## Request:
Write out all of the lines below, exactly and completely.

## Entries provided:
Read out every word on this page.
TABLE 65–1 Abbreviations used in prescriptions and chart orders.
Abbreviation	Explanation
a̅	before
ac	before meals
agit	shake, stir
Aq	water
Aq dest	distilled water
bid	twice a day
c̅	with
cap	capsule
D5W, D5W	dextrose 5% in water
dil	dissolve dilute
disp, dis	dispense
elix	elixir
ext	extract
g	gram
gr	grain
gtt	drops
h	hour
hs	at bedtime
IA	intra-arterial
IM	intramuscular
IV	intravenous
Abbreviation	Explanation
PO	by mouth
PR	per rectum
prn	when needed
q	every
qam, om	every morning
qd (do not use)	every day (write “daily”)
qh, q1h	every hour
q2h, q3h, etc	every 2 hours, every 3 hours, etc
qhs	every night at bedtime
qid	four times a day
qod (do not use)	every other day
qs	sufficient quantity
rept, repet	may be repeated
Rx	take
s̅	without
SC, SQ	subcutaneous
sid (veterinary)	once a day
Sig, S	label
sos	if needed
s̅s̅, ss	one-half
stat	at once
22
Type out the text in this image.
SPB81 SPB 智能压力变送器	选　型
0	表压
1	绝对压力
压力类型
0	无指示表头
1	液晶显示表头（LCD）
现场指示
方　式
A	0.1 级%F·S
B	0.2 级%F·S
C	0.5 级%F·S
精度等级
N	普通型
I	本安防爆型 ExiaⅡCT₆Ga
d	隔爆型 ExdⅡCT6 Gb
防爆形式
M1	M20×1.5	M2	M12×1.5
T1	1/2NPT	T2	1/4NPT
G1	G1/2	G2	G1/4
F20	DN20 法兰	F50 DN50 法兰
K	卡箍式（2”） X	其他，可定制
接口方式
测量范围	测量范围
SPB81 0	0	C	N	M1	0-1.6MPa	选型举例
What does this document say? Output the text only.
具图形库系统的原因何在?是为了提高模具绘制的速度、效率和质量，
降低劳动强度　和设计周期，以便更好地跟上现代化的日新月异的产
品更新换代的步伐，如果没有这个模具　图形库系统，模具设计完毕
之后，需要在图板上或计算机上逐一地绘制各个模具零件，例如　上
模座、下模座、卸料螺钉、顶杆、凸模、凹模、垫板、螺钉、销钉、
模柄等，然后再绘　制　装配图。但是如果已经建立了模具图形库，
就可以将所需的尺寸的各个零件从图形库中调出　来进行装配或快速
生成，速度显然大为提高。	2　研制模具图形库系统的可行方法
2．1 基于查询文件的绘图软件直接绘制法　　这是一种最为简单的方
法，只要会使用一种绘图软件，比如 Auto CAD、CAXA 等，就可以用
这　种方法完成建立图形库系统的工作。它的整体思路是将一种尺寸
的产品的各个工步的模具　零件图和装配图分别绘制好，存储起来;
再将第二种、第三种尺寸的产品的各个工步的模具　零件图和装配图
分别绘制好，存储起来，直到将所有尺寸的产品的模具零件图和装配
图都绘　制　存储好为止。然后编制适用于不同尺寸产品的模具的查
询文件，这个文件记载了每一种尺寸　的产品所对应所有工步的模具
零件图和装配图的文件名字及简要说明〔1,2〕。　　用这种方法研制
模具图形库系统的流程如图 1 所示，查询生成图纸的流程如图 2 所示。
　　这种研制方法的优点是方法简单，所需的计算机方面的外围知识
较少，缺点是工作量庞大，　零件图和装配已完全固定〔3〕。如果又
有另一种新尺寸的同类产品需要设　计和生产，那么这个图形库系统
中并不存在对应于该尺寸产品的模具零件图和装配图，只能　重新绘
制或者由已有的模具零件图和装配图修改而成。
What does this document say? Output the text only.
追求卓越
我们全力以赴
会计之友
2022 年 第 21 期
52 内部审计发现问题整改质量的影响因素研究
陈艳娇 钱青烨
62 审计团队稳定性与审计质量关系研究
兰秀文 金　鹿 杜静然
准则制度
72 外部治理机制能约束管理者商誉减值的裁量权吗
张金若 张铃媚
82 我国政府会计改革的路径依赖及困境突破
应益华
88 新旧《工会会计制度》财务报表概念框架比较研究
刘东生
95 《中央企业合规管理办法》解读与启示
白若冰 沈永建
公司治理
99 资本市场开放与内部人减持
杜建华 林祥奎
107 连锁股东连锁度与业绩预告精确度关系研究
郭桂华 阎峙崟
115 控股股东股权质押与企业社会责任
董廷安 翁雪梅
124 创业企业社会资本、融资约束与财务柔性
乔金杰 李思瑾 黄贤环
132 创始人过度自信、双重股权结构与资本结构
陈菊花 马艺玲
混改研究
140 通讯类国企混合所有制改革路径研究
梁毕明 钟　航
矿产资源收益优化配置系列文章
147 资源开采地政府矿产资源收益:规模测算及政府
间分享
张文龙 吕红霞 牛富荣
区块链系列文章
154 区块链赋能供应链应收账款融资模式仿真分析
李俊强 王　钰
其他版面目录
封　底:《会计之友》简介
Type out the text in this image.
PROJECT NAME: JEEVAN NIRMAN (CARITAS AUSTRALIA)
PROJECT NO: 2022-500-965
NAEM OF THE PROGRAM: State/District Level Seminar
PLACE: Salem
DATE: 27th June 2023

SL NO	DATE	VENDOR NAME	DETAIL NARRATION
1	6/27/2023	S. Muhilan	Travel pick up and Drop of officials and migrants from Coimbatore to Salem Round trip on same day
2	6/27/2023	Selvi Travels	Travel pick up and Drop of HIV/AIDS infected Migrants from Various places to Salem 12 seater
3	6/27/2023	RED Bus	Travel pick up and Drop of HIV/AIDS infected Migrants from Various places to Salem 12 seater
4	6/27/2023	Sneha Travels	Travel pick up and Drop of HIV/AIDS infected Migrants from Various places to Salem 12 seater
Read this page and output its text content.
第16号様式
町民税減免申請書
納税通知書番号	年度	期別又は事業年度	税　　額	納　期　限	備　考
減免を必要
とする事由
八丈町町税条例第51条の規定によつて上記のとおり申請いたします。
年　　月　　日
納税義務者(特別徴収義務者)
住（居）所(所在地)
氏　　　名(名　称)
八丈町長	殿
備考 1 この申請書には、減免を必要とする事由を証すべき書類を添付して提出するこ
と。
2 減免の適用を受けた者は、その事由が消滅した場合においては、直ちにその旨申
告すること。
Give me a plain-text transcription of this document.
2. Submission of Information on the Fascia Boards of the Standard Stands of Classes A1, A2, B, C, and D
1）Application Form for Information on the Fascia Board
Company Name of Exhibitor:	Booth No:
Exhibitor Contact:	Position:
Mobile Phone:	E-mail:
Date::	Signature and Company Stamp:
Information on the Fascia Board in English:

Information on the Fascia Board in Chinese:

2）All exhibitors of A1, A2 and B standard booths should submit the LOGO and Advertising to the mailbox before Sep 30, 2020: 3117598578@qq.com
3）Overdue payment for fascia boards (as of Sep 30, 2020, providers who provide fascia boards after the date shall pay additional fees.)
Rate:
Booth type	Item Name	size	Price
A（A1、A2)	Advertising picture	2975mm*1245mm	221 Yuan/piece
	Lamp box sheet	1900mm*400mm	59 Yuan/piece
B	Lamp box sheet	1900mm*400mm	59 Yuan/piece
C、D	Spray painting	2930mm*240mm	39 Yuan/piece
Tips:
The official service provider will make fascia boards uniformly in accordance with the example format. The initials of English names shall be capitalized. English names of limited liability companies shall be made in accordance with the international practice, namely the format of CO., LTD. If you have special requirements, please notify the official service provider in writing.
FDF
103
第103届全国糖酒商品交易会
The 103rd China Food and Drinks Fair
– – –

## Solution to this task:
Read out every word on this page.
TABLE 65–1 Abbreviations used in prescriptions and chart orders.
Abbreviation	Explanation
a̅	before
ac	before meals
agit	shake, stir
Aq	water
Aq dest	distilled water
bid	twice a day
c̅	with
cap	capsule
D5W, D5W	dextrose 5% in water
dil	dissolve dilute
disp, dis	dispense
elix	elixir
ext	extract
g	gram
gr	grain
gtt	drops
h	hour
hs	at bedtime
IA	intra-arterial
IM	intramuscular
IV	intravenous
Abbreviation	Explanation
PO	by mouth
PR	per rectum
prn	when needed
q	every
qam, om	every morning
qd (do not use)	every day (write “daily”)
qh, q1h	every hour
q2h, q3h, etc	every 2 hours, every 3 hours, etc
qhs	every night at bedtime
qid	four times a day
qod (do not use)	every other day
qs	sufficient quantity
rept, repet	may be repeated
Rx	take
s̅	without
SC, SQ	subcutaneous
sid (veterinary)	once a day
Sig, S	label
sos	if needed
s̅s̅, ss	one-half
stat	at once
22
Type out the text in this image.
SPB81 SPB 智能压力变送器	选　型
0	表压
1	绝对压力
压力类型
0	无指示表头
1	液晶显示表头（LCD）
现场指示
方　式
A	0.1 级%F·S
B	0.2 级%F·S
C	0.5 级%F·S
精度等级
N	普通型
I	本安防爆型 ExiaⅡCT₆Ga
d	隔爆型 ExdⅡCT6 Gb
防爆形式
M1	M20×1.5	M2	M12×1.5
T1	1/2NPT	T2	1/4NPT
G1	G1/2	G2	G1/4
F20	DN20 法兰	F50 DN50 法兰
K	卡箍式（2”） X	其他，可定制
接口方式
测量范围	测量范围
SPB81 0	0	C	N	M1	0-1.6MPa	选型举例
What does this document say? Output the text only.
具图形库系统的原因何在?是为了提高模具绘制的速度、效率和质量，
降低劳动强度　和设计周期，以便更好地跟上现代化的日新月异的产
品更新换代的步伐，如果没有这个模具　图形库系统，模具设计完毕
之后，需要在图板上或计算机上逐一地绘制各个模具零件，例如　上
模座、下模座、卸料螺钉、顶杆、凸模、凹模、垫板、螺钉、销钉、
模柄等，然后再绘　制　装配图。但是如果已经建立了模具图形库，
就可以将所需的尺寸的各个零件从图形库中调出　来进行装配或快速
生成，速度显然大为提高。	2　研制模具图形库系统的可行方法
2．1 基于查询文件的绘图软件直接绘制法　　这是一种最为简单的方
法，只要会使用一种绘图软件，比如 Auto CAD、CAXA 等，就可以用
这　种方法完成建立图形库系统的工作。它的整体思路是将一种尺寸
的产品的各个工步的模具　零件图和装配图分别绘制好，存储起来;
再将第二种、第三种尺寸的产品的各个工步的模具　零件图和装配图
分别绘制好，存储起来，直到将所有尺寸的产品的模具零件图和装配
图都绘　制　存储好为止。然后编制适用于不同尺寸产品的模具的查
询文件，这个文件记载了每一种尺寸　的产品所对应所有工步的模具
零件图和装配图的文件名字及简要说明〔1,2〕。　　用这种方法研制
模具图形库系统的流程如图 1 所示，查询生成图纸的流程如图 2 所示。
　　这种研制方法的优点是方法简单，所需的计算机方面的外围知识
较少，缺点是工作量庞大，　零件图和装配已完全固定〔3〕。如果又
有另一种新尺寸的同类产品需要设　计和生产，那么这个图形库系统
中并不存在对应于该尺寸产品的模具零件图和装配图，只能　重新绘
制或者由已有的模具零件图和装配图修改而成。
What does this document say? Output the text only.
追求卓越
我们全力以赴
会计之友
2022 年 第 21 期
52 内部审计发现问题整改质量的影响因素研究
陈艳娇 钱青烨
62 审计团队稳定性与审计质量关系研究
兰秀文 金　鹿 杜静然
准则制度
72 外部治理机制能约束管理者商誉减值的裁量权吗
张金若 张铃媚
82 我国政府会计改革的路径依赖及困境突破
应益华
88 新旧《工会会计制度》财务报表概念框架比较研究
刘东生
95 《中央企业合规管理办法》解读与启示
白若冰 沈永建
公司治理
99 资本市场开放与内部人减持
杜建华 林祥奎
107 连锁股东连锁度与业绩预告精确度关系研究
郭桂华 阎峙崟
115 控股股东股权质押与企业社会责任
董廷安 翁雪梅
124 创业企业社会资本、融资约束与财务柔性
乔金杰 李思瑾 黄贤环
132 创始人过度自信、双重股权结构与资本结构
陈菊花 马艺玲
混改研究
140 通讯类国企混合所有制改革路径研究
梁毕明 钟　航
矿产资源收益优化配置系列文章
147 资源开采地政府矿产资源收益:规模测算及政府
间分享
张文龙 吕红霞 牛富荣
区块链系列文章
154 区块链赋能供应链应收账款融资模式仿真分析
李俊强 王　钰
其他版面目录
封　底:《会计之友》简介
Type out the text in this image.
PROJECT NAME: JEEVAN NIRMAN (CARITAS AUSTRALIA)
PROJECT NO: 2022-500-965
NAEM OF THE PROGRAM: State/District Level Seminar
PLACE: Salem
DATE: 27th June 2023

SL NO	DATE	VENDOR NAME	DETAIL NARRATION
1	6/27/2023	S. Muhilan	Travel pick up and Drop of officials and migrants from Coimbatore to Salem Round trip on same day
2	6/27/2023	Selvi Travels	Travel pick up and Drop of HIV/AIDS infected Migrants from Various places to Salem 12 seater
3	6/27/2023	RED Bus	Travel pick up and Drop of HIV/AIDS infected Migrants from Various places to Salem 12 seater
4	6/27/2023	Sneha Travels	Travel pick up and Drop of HIV/AIDS infected Migrants from Various places to Salem 12 seater
Read this page and output its text content.
第16号様式
町民税減免申請書
納税通知書番号	年度	期別又は事業年度	税　　額	納　期　限	備　考
減免を必要
とする事由
八丈町町税条例第51条の規定によつて上記のとおり申請いたします。
年　　月　　日
納税義務者(特別徴収義務者)
住（居）所(所在地)
氏　　　名(名　称)
八丈町長	殿
備考 1 この申請書には、減免を必要とする事由を証すべき書類を添付して提出するこ
と。
2 減免の適用を受けた者は、その事由が消滅した場合においては、直ちにその旨申
告すること。
Give me a plain-text transcription of this document.
2. Submission of Information on the Fascia Boards of the Standard Stands of Classes A1, A2, B, C, and D
1）Application Form for Information on the Fascia Board
Company Name of Exhibitor:	Booth No:
Exhibitor Contact:	Position:
Mobile Phone:	E-mail:
Date::	Signature and Company Stamp:
Information on the Fascia Board in English:

Information on the Fascia Board in Chinese:

2）All exhibitors of A1, A2 and B standard booths should submit the LOGO and Advertising to the mailbox before Sep 30, 2020: 3117598578@qq.com
3）Overdue payment for fascia boards (as of Sep 30, 2020, providers who provide fascia boards after the date shall pay additional fees.)
Rate:
Booth type	Item Name	size	Price
A（A1、A2)	Advertising picture	2975mm*1245mm	221 Yuan/piece
	Lamp box sheet	1900mm*400mm	59 Yuan/piece
B	Lamp box sheet	1900mm*400mm	59 Yuan/piece
C、D	Spray painting	2930mm*240mm	39 Yuan/piece
Tips:
The official service provider will make fascia boards uniformly in accordance with the example format. The initials of English names shall be capitalized. English names of limited liability companies shall be made in accordance with the international practice, namely the format of CO., LTD. If you have special requirements, please notify the official service provider in writing.
FDF
103
第103届全国糖酒商品交易会
The 103rd China Food and Drinks Fair
– – –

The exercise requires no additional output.